» AIM OF THE EXERCISE:
Locate every line in the data below that contains the string "TALLAS" with matching case, and copy each of those lines.

» STORED DATA:
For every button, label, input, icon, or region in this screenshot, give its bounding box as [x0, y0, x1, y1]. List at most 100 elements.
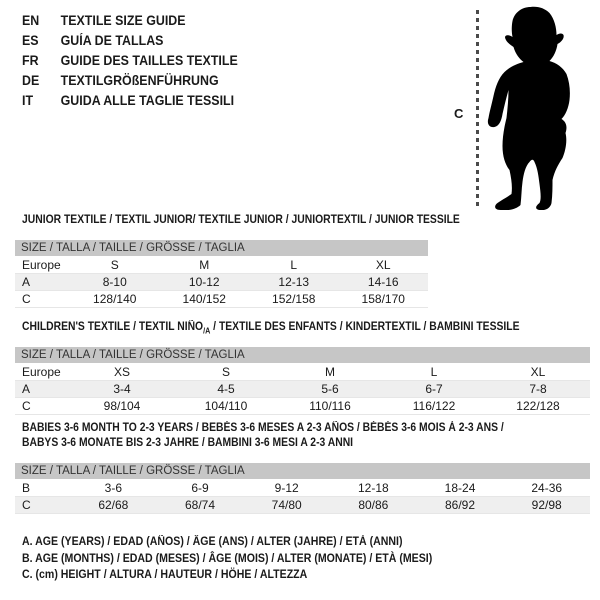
size-value-cell: 24-36 — [531, 481, 563, 495]
table-title-segment: /A — [203, 326, 211, 336]
size-value-cell: 6-7 — [425, 382, 443, 396]
language-label: GUIDA ALLE TAGLIE TESSILI — [60, 92, 235, 108]
size-value-cell: 86/92 — [445, 498, 476, 512]
size-value-cell: M — [325, 365, 335, 379]
size-value-cell: 12-13 — [278, 275, 310, 289]
size-header-label: SIZE / TALLA / TAILLE / GRÖSSE / TAGLIA — [21, 465, 245, 477]
childrens-size-table: SIZE / TALLA / TAILLE / GRÖSSE / TAGLIA E… — [15, 347, 590, 415]
size-value-cell: 6-9 — [191, 481, 209, 495]
language-label: GUIDE DES TAILLES TEXTILE — [60, 52, 238, 68]
footnote-line: C. (cm) HEIGHT / ALTURA / HAUTEUR / HÖHE… — [22, 569, 308, 581]
table-title-line: BABIES 3-6 MONTH TO 2-3 YEARS / BEBÉS 3-… — [22, 421, 504, 436]
table-title-segment: CHILDREN'S TEXTILE / TEXTIL NIÑO — [22, 321, 204, 333]
size-value-cell: L — [290, 258, 298, 272]
language-code: FR — [22, 52, 39, 68]
size-value-cell: M — [199, 258, 210, 272]
row-label-cell: Europe — [22, 258, 61, 272]
size-value-cell: 128/140 — [93, 292, 137, 306]
size-value-cell: 14-16 — [367, 275, 399, 289]
size-value-cell: 5-6 — [321, 382, 339, 396]
table-row: A 8-10 10-12 12-13 14-16 — [15, 274, 428, 291]
language-label: TEXTILE SIZE GUIDE — [60, 12, 186, 28]
language-row: DE TEXTILGRÖßENFÜHRUNG — [22, 70, 238, 90]
size-value-cell: S — [221, 365, 230, 379]
language-row: IT GUIDA ALLE TAGLIE TESSILI — [22, 90, 238, 110]
table-row: C 128/140 140/152 152/158 158/170 — [15, 291, 428, 308]
size-value-cell: 18-24 — [444, 481, 476, 495]
size-value-cell: XL — [375, 258, 391, 272]
size-value-cell: 122/128 — [516, 399, 560, 413]
language-list: EN TEXTILE SIZE GUIDE ES GUÍA DE TALLAS FR GU… — [22, 10, 257, 110]
babies-table-title: BABIES 3-6 MONTH TO 2-3 YEARS / BEBÉS 3-… — [22, 421, 504, 451]
height-measure-label: C — [454, 106, 464, 121]
baby-silhouette-icon — [487, 6, 570, 210]
size-header-label: SIZE / TALLA / TAILLE / GRÖSSE / TAGLIA — [21, 349, 245, 361]
size-value-cell: 8-10 — [102, 275, 127, 289]
language-code: EN — [22, 12, 40, 28]
size-value-cell: 140/152 — [182, 292, 226, 306]
size-header-bar: SIZE / TALLA / TAILLE / GRÖSSE / TAGLIA — [15, 347, 590, 364]
row-label-cell: Europe — [22, 365, 61, 379]
size-value-cell: 80/86 — [358, 498, 389, 512]
baby-figure: C — [440, 6, 590, 214]
table-title-segment: / TEXTILE DES ENFANTS / KINDERTEXTIL / B… — [210, 321, 520, 333]
size-header-label: SIZE / TALLA / TAILLE / GRÖSSE / TAGLIA — [21, 242, 245, 254]
childrens-table-title: CHILDREN'S TEXTILE / TEXTIL NIÑO/A / TEX… — [22, 320, 520, 338]
table-title-segment: BABIES 3-6 MONTH TO 2-3 YEARS / BEBÉS 3-… — [22, 422, 504, 434]
language-code: ES — [22, 32, 39, 48]
size-value-cell: 62/68 — [98, 498, 129, 512]
size-value-cell: XS — [113, 365, 130, 379]
language-row: ES GUÍA DE TALLAS — [22, 30, 238, 50]
size-value-cell: 110/116 — [309, 399, 351, 413]
table-row: C 62/68 68/74 74/80 80/86 86/92 92/98 — [15, 497, 590, 514]
table-title-line: JUNIOR TEXTILE / TEXTIL JUNIOR/ TEXTILE … — [22, 213, 460, 228]
row-label-cell: B — [22, 481, 31, 495]
table-row: A 3-4 4-5 5-6 6-7 7-8 — [15, 381, 590, 398]
size-value-cell: L — [430, 365, 438, 379]
size-value-cell: 10-12 — [188, 275, 220, 289]
size-value-cell: 3-4 — [113, 382, 131, 396]
language-row: EN TEXTILE SIZE GUIDE — [22, 10, 238, 30]
row-label-cell: C — [22, 399, 31, 413]
language-row: FR GUIDE DES TAILLES TEXTILE — [22, 50, 238, 70]
size-value-cell: 104/110 — [204, 399, 248, 413]
size-value-cell: 92/98 — [531, 498, 562, 512]
table-title-segment: BABYS 3-6 MONATE BIS 2-3 JAHRE / BAMBINI… — [22, 437, 354, 449]
size-value-cell: 74/80 — [271, 498, 302, 512]
table-row: C 98/104 104/110 110/116 116/122 122/128 — [15, 398, 590, 415]
footnote-line: A. AGE (YEARS) / EDAD (AÑOS) / ÂGE (ANS)… — [22, 536, 403, 548]
size-value-cell: 116/122 — [412, 399, 456, 413]
junior-table-title: JUNIOR TEXTILE / TEXTIL JUNIOR/ TEXTILE … — [22, 213, 460, 228]
size-value-cell: 158/170 — [361, 292, 405, 306]
language-code: IT — [22, 92, 34, 108]
language-label: TEXTILGRÖßENFÜHRUNG — [60, 72, 219, 88]
table-row: Europe XS S M L XL — [15, 364, 590, 381]
row-label-cell: A — [22, 275, 31, 289]
row-label-cell: A — [22, 382, 31, 396]
size-value-cell: 68/74 — [184, 498, 216, 512]
junior-size-table: SIZE / TALLA / TAILLE / GRÖSSE / TAGLIA E… — [15, 240, 428, 308]
size-value-cell: 7-8 — [529, 382, 547, 396]
footnote-line: B. AGE (MONTHS) / EDAD (MESES) / ÂGE (MO… — [22, 552, 433, 565]
babies-size-table: SIZE / TALLA / TAILLE / GRÖSSE / TAGLIA B… — [15, 463, 590, 514]
table-title-line: CHILDREN'S TEXTILE / TEXTIL NIÑO/A / TEX… — [22, 320, 520, 338]
table-row: Europe S M L XL — [15, 257, 428, 274]
size-value-cell: XL — [530, 365, 546, 379]
height-measure-line — [476, 10, 479, 210]
table-title-segment: JUNIOR TEXTILE / TEXTIL JUNIOR/ TEXTILE … — [22, 214, 460, 226]
footnotes: A. AGE (YEARS) / EDAD (AÑOS) / ÂGE (ANS)… — [22, 534, 432, 584]
row-label-cell: C — [22, 292, 31, 306]
size-value-cell: 12-18 — [358, 481, 389, 495]
size-value-cell: 4-5 — [217, 382, 235, 396]
size-header-bar: SIZE / TALLA / TAILLE / GRÖSSE / TAGLIA — [15, 240, 428, 257]
row-label-cell: C — [22, 498, 31, 512]
table-row: B 3-6 6-9 9-12 12-18 18-24 24-36 — [15, 480, 590, 497]
language-label: GUÍA DE TALLAS — [60, 32, 164, 48]
size-value-cell: 98/104 — [103, 399, 141, 413]
table-title-line: BABYS 3-6 MONATE BIS 2-3 JAHRE / BAMBINI… — [22, 436, 504, 451]
language-code: DE — [22, 72, 40, 88]
size-value-cell: 9-12 — [274, 481, 299, 495]
size-header-bar: SIZE / TALLA / TAILLE / GRÖSSE / TAGLIA — [15, 463, 590, 480]
size-value-cell: 152/158 — [272, 292, 316, 306]
size-value-cell: S — [110, 258, 119, 272]
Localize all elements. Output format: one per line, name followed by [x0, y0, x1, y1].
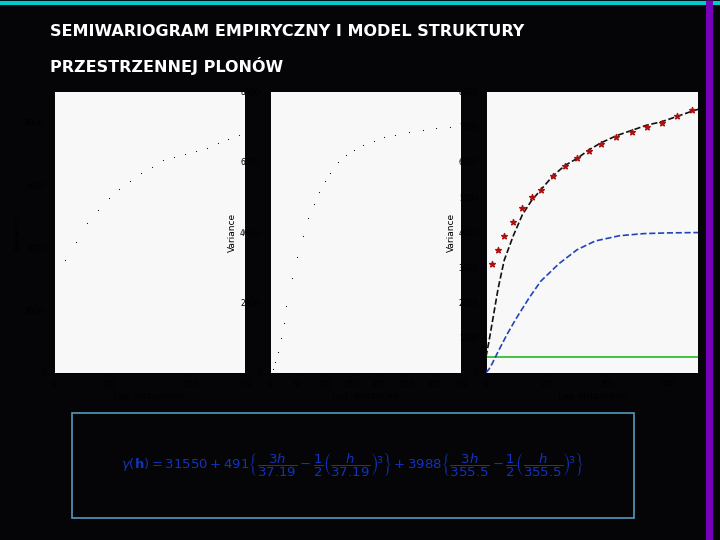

» RESPONSE TO THIS TASK:
language-list: EN TEXTILE SIZE GUIDE ES GUÍA DE TALLAS FR GU… — [22, 10, 257, 110]
language-row: ES GUÍA DE TALLAS — [22, 30, 238, 50]
language-label: GUÍA DE TALLAS — [60, 32, 164, 48]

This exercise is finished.